The records below should be written out again, exactly.

Records from a data source:
━━━━━━━━━━━━━━━━━━━━━━━━━━━━━━
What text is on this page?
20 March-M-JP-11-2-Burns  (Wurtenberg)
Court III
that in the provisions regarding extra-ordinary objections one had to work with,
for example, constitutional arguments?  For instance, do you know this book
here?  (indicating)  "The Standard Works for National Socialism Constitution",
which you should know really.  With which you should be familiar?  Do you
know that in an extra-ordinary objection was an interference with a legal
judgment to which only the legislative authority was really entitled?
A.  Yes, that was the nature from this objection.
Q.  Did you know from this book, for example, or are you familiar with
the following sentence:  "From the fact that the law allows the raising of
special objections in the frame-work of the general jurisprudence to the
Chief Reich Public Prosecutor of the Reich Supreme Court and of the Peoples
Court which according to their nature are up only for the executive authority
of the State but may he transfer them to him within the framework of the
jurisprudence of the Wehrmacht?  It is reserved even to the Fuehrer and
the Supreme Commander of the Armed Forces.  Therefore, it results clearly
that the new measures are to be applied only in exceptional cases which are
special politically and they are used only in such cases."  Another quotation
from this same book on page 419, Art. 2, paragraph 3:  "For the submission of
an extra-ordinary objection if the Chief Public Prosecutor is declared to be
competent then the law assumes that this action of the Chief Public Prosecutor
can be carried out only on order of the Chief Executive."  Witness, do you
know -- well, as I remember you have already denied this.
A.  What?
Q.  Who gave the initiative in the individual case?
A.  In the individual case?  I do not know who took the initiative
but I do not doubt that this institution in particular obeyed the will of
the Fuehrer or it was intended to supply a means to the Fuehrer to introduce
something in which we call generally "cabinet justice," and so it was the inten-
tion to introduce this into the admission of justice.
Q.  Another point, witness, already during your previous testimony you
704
━━━━━━━━━━━━━━━━━━━━━━━━━━━━━━
• _TASK ANSWER_:
What text is on this page?
20 March-M-JP-11-2-Burns  (Wurtenberg)
Court III
that in the provisions regarding extra-ordinary objections one had to work with,
for example, constitutional arguments?  For instance, do you know this book
here?  (indicating)  "The Standard Works for National Socialism Constitution",
which you should know really.  With which you should be familiar?  Do you
know that in an extra-ordinary objection was an interference with a legal
judgment to which only the legislative authority was really entitled?
A.  Yes, that was the nature from this objection.
Q.  Did you know from this book, for example, or are you familiar with
the following sentence:  "From the fact that the law allows the raising of
special objections in the frame-work of the general jurisprudence to the
Chief Reich Public Prosecutor of the Reich Supreme Court and of the Peoples
Court which according to their nature are up only for the executive authority
of the State but may he transfer them to him within the framework of the
jurisprudence of the Wehrmacht?  It is reserved even to the Fuehrer and
the Supreme Commander of the Armed Forces.  Therefore, it results clearly
that the new measures are to be applied only in exceptional cases which are
special politically and they are used only in such cases."  Another quotation
from this same book on page 419, Art. 2, paragraph 3:  "For the submission of
an extra-ordinary objection if the Chief Public Prosecutor is declared to be
competent then the law assumes that this action of the Chief Public Prosecutor
can be carried out only on order of the Chief Executive."  Witness, do you
know -- well, as I remember you have already denied this.
A.  What?
Q.  Who gave the initiative in the individual case?
A.  In the individual case?  I do not know who took the initiative
but I do not doubt that this institution in particular obeyed the will of
the Fuehrer or it was intended to supply a means to the Fuehrer to introduce
something in which we call generally "cabinet justice," and so it was the inten-
tion to introduce this into the admission of justice.
Q.  Another point, witness, already during your previous testimony you
704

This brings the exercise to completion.